WRITTEN PROBLEM |
Review the lines that follow and copy each one that contains the word "screenshot".

DATA SUPPLIED |

---+---

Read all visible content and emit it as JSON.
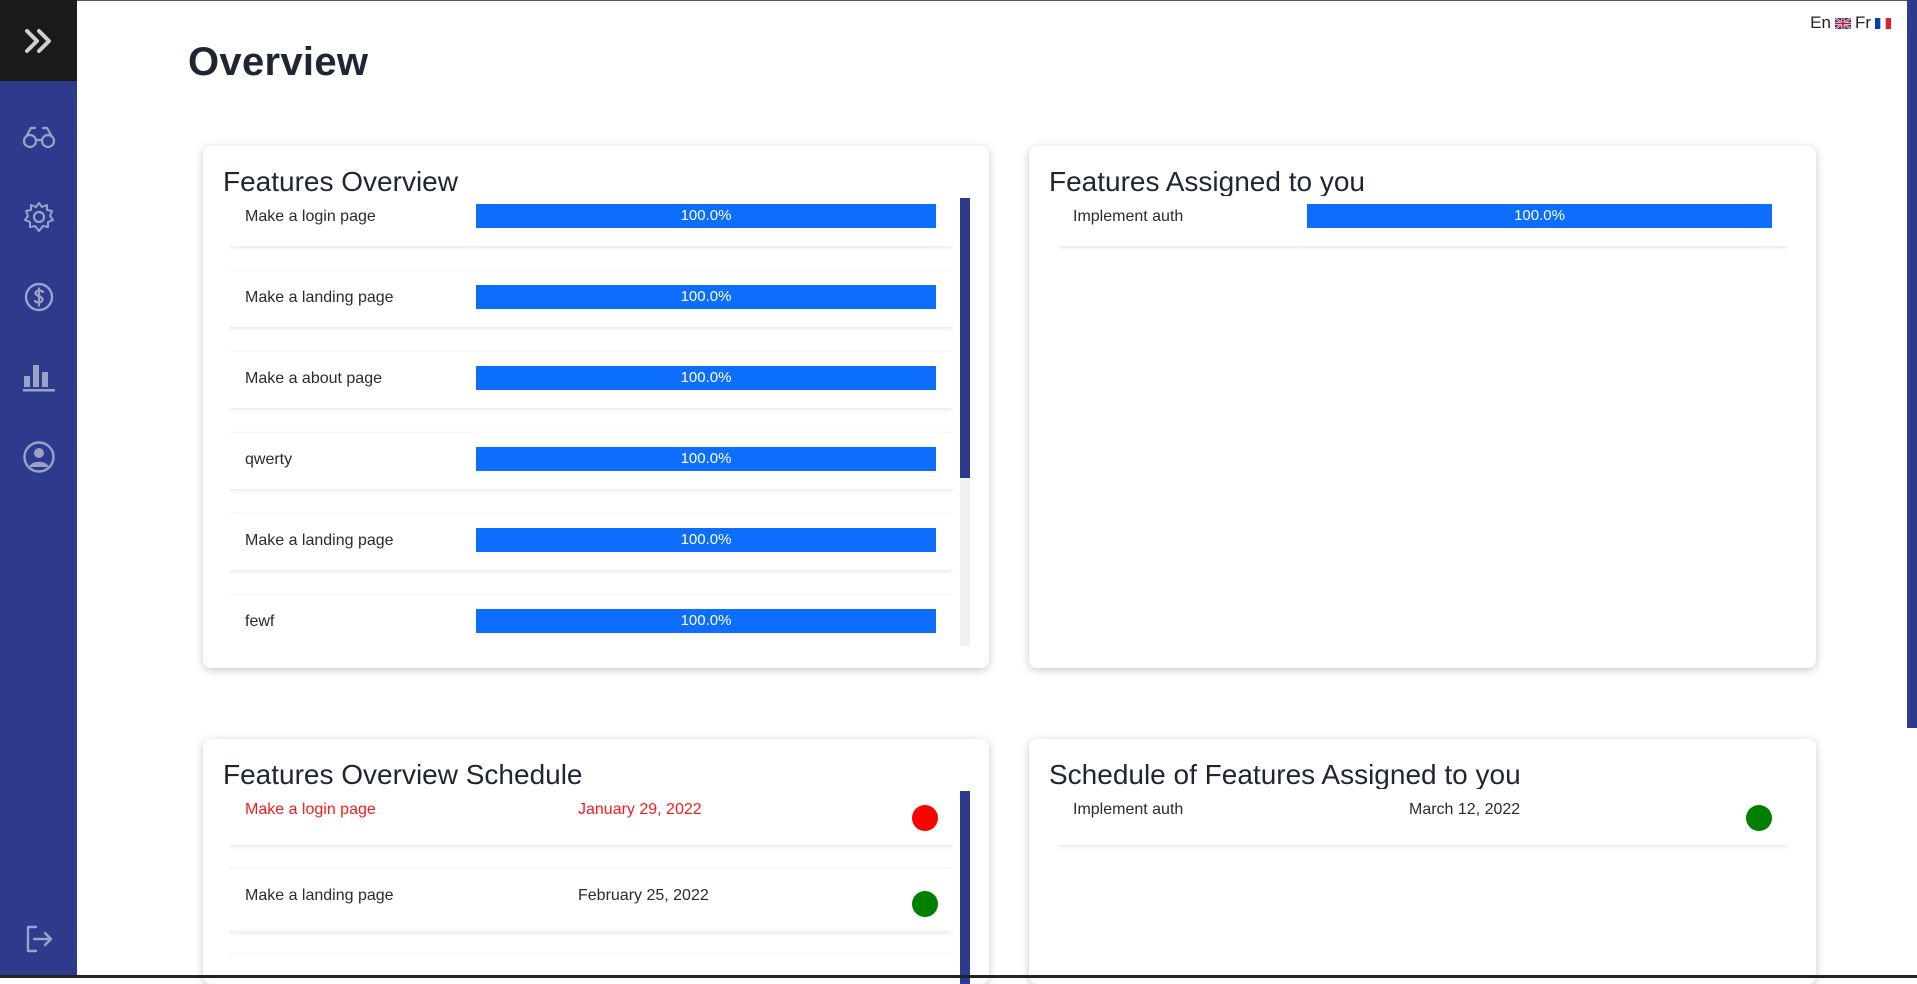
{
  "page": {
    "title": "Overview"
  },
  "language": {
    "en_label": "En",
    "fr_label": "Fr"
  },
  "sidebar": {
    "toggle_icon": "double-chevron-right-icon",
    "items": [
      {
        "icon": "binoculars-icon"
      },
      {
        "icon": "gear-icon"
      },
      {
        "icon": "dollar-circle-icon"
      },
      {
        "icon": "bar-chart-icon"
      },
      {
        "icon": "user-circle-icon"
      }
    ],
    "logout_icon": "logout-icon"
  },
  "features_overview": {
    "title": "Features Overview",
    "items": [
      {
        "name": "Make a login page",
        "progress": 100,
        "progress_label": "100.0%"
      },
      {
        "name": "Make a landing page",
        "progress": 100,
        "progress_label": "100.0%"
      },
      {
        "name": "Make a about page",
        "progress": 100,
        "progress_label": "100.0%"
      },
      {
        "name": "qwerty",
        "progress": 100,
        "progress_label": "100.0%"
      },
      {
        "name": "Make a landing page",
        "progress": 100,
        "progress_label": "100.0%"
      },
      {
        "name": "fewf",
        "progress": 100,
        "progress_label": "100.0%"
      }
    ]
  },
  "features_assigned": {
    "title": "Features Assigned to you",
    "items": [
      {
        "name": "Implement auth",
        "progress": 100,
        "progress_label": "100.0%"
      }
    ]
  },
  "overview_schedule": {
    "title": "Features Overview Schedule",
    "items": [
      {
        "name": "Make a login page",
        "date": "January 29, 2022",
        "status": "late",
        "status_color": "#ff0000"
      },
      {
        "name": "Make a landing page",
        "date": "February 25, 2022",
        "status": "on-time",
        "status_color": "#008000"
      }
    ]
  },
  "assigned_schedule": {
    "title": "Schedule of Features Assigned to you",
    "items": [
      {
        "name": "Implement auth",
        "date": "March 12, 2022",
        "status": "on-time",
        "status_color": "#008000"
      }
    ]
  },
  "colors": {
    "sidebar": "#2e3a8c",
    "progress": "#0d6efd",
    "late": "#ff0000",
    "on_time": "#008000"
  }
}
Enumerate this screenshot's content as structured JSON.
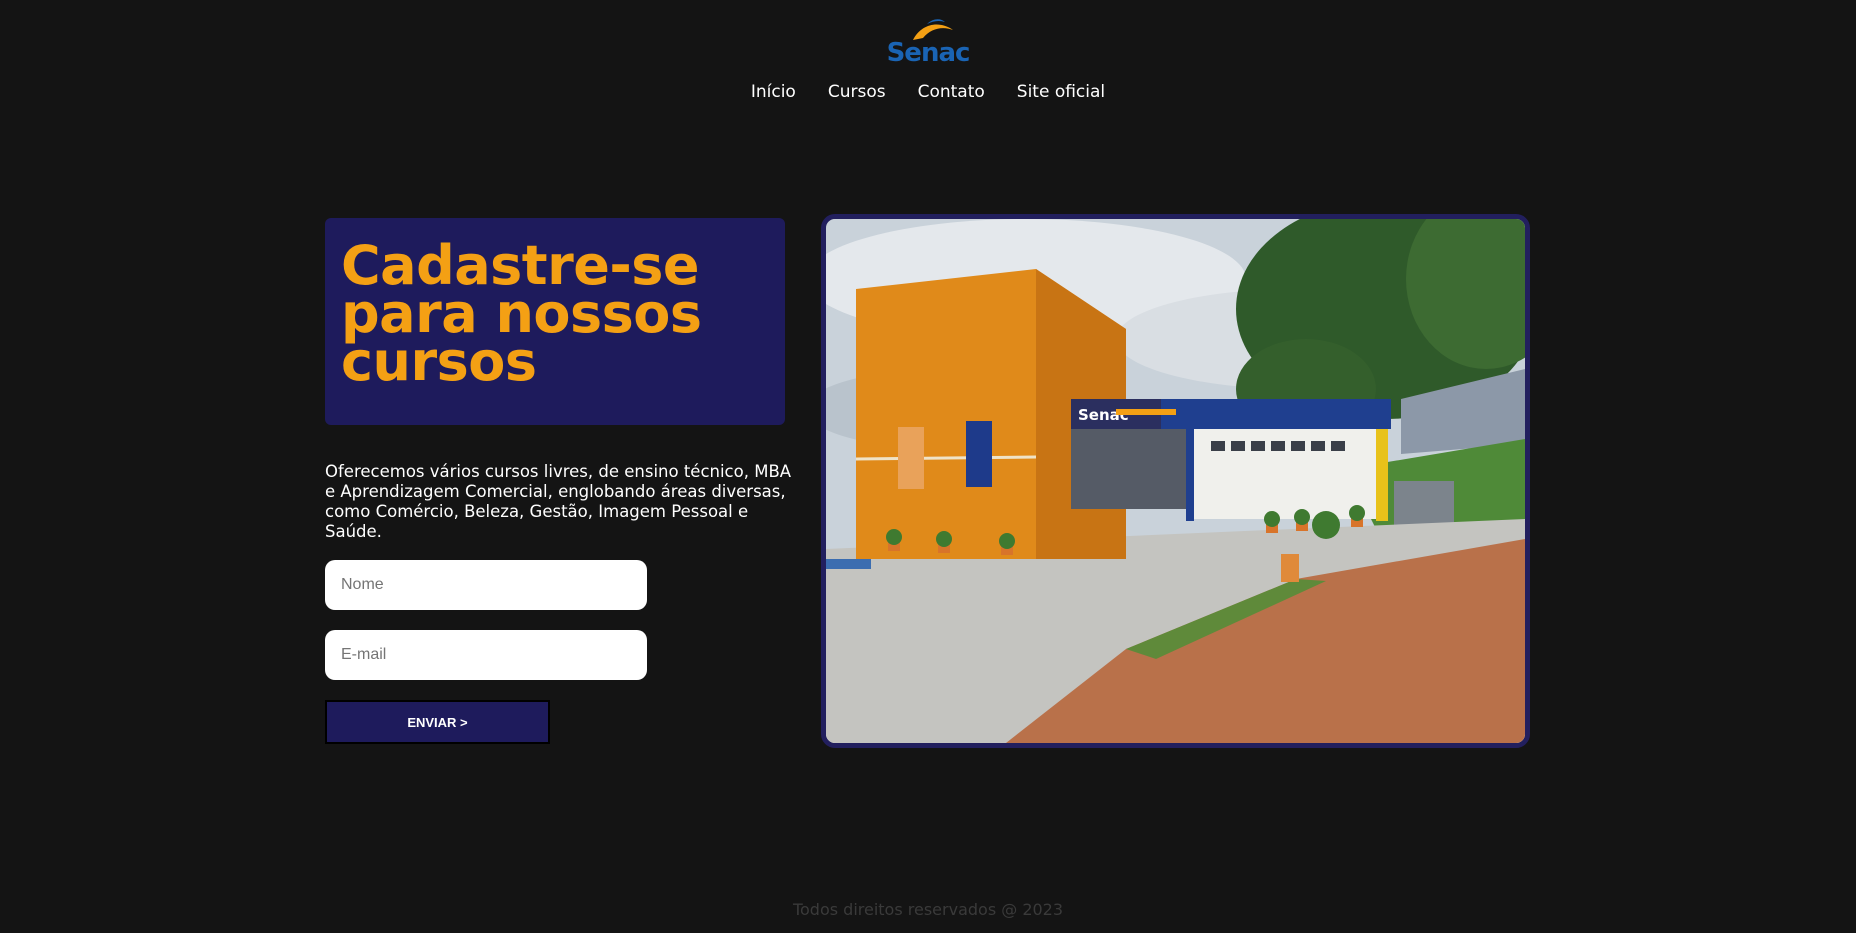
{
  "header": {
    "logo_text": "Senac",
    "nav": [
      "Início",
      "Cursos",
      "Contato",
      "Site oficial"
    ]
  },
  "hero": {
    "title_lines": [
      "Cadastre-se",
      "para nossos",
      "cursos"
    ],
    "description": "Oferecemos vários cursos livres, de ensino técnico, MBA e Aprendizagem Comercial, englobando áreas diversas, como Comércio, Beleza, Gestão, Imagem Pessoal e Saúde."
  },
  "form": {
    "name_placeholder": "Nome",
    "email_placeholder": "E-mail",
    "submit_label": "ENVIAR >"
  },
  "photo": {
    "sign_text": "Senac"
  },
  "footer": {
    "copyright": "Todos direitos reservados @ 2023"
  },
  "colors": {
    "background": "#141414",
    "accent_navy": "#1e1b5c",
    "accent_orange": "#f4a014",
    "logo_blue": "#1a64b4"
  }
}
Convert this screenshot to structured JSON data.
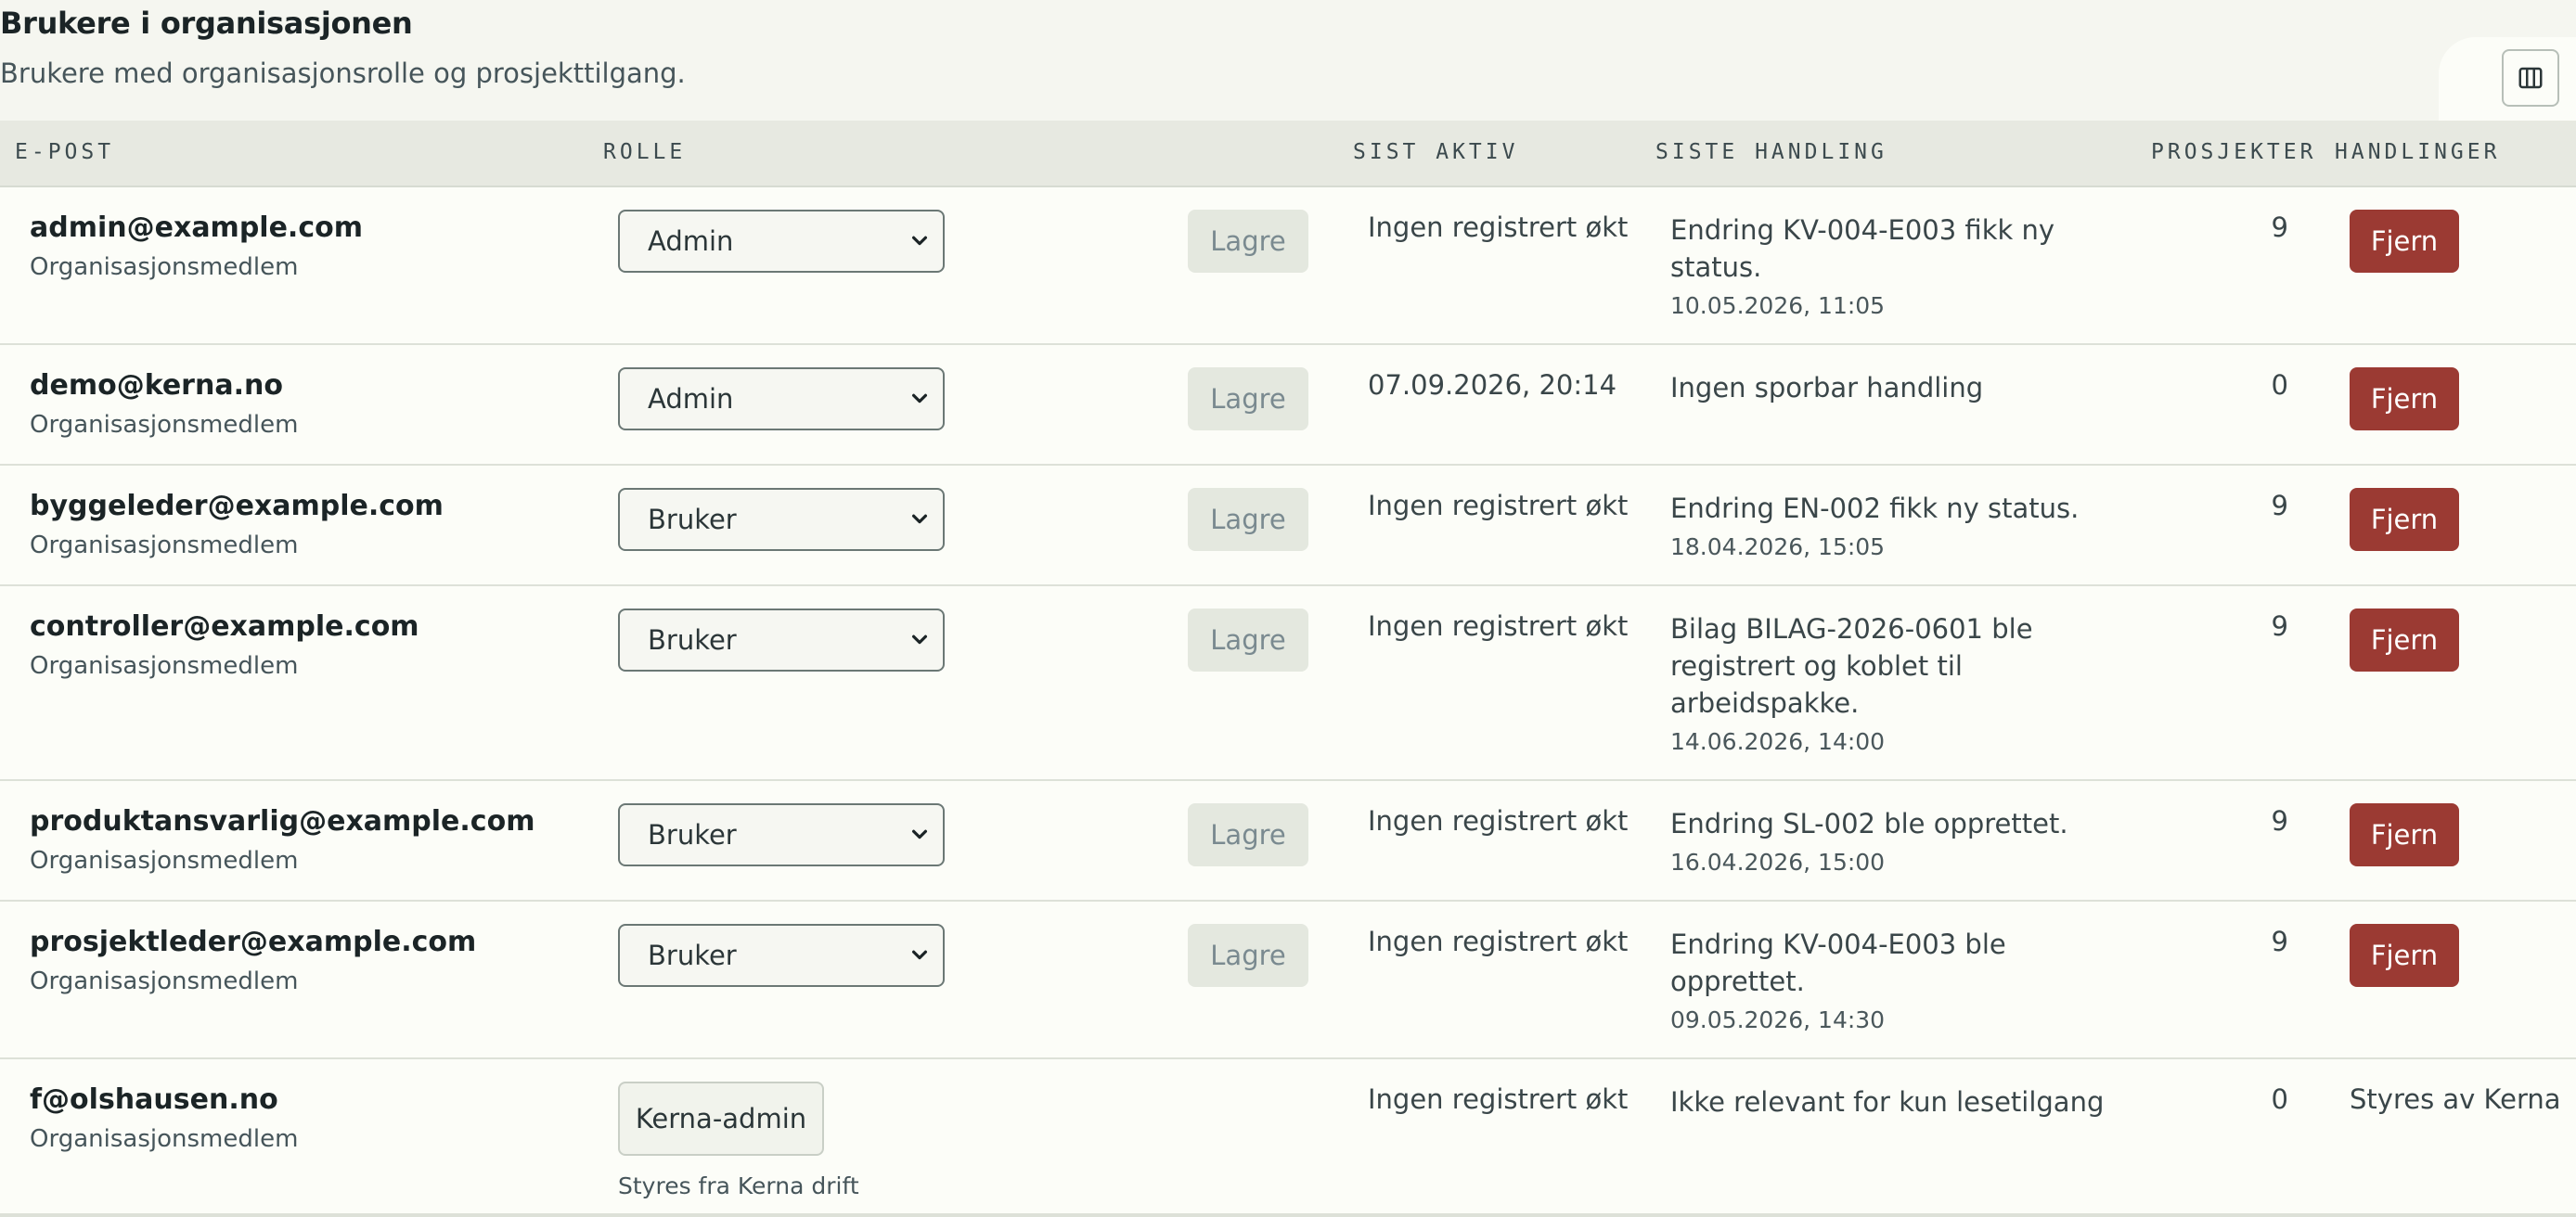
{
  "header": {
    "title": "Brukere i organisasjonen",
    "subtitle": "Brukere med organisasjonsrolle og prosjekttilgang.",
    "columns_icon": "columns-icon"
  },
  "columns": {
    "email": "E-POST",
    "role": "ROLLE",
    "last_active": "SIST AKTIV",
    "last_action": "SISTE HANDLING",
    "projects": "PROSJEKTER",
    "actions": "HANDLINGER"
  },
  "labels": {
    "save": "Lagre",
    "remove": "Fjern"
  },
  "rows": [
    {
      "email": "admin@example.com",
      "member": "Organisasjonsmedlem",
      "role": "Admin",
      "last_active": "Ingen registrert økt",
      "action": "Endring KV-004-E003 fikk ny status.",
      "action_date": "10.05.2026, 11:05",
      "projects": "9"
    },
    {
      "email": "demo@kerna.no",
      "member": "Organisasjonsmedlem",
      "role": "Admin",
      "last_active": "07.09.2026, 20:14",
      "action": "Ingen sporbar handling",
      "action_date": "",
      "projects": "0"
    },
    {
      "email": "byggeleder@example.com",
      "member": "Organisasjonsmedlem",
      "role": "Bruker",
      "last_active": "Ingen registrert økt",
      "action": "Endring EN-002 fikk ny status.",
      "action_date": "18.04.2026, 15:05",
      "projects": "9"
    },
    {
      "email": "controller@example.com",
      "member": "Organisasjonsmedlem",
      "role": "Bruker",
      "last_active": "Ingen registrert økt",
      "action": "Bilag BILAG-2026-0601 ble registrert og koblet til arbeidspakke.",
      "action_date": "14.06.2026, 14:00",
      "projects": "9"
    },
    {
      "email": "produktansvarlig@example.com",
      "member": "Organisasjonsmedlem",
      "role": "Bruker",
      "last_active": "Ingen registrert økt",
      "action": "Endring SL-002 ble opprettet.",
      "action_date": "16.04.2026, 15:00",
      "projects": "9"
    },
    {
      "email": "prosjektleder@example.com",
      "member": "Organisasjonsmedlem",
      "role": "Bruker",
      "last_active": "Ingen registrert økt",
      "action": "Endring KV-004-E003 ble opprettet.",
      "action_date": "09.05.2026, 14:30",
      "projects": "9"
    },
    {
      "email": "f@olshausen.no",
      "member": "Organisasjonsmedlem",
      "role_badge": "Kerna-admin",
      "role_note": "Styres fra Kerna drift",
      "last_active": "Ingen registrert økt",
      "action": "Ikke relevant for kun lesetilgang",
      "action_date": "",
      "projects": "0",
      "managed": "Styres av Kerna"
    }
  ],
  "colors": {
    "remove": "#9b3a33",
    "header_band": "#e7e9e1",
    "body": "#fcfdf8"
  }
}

---+---

TASK SOLUTION |
Enumerate this screenshot's content as structured JSON.
Convert this screenshot to structured JSON data.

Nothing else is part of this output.